Goal of the exercise.
Please quote every line word for word.

--- START OF Input data ---

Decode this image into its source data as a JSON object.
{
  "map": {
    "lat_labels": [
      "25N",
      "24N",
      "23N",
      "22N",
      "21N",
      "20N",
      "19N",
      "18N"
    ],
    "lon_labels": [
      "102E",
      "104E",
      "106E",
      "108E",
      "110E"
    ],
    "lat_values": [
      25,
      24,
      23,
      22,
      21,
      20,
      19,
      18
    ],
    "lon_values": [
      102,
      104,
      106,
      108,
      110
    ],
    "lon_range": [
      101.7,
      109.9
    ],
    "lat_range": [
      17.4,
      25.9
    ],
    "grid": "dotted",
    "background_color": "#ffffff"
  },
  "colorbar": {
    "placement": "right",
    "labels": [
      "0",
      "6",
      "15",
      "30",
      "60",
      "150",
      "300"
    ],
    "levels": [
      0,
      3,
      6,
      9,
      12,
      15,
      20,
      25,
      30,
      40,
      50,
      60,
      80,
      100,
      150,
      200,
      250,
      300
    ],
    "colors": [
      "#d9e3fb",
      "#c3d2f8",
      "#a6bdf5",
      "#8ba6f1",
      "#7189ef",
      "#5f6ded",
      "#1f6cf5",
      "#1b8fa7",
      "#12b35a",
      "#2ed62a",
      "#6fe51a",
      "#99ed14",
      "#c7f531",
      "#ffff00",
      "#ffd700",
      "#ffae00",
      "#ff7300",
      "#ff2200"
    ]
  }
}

--- END OF Input data ---

Expected output.
Decode this image into its source data as a JSON object.
{
  "map": {
    "lat_labels": [
      "25N",
      "24N",
      "23N",
      "22N",
      "21N",
      "20N",
      "19N",
      "18N"
    ],
    "lon_labels": [
      "102E",
      "104E",
      "106E",
      "108E",
      "110E"
    ],
    "lat_values": [
      25,
      24,
      23,
      22,
      21,
      20,
      19,
      18
    ],
    "lon_values": [
      102,
      104,
      106,
      108,
      110
    ],
    "lon_range": [
      101.7,
      109.9
    ],
    "lat_range": [
      17.4,
      25.9
    ],
    "grid": "dotted",
    "background_color": "#ffffff"
  },
  "colorbar": {
    "placement": "right",
    "labels": [
      "0",
      "6",
      "15",
      "30",
      "60",
      "150",
      "300"
    ],
    "levels": [
      0,
      3,
      6,
      9,
      12,
      15,
      20,
      25,
      30,
      40,
      50,
      60,
      80,
      100,
      150,
      200,
      250,
      300
    ],
    "colors": [
      "#d9e3fb",
      "#c3d2f8",
      "#a6bdf5",
      "#8ba6f1",
      "#7189ef",
      "#5f6ded",
      "#1f6cf5",
      "#1b8fa7",
      "#12b35a",
      "#2ed62a",
      "#6fe51a",
      "#99ed14",
      "#c7f531",
      "#ffff00",
      "#ffd700",
      "#ffae00",
      "#ff7300",
      "#ff2200"
    ]
  }
}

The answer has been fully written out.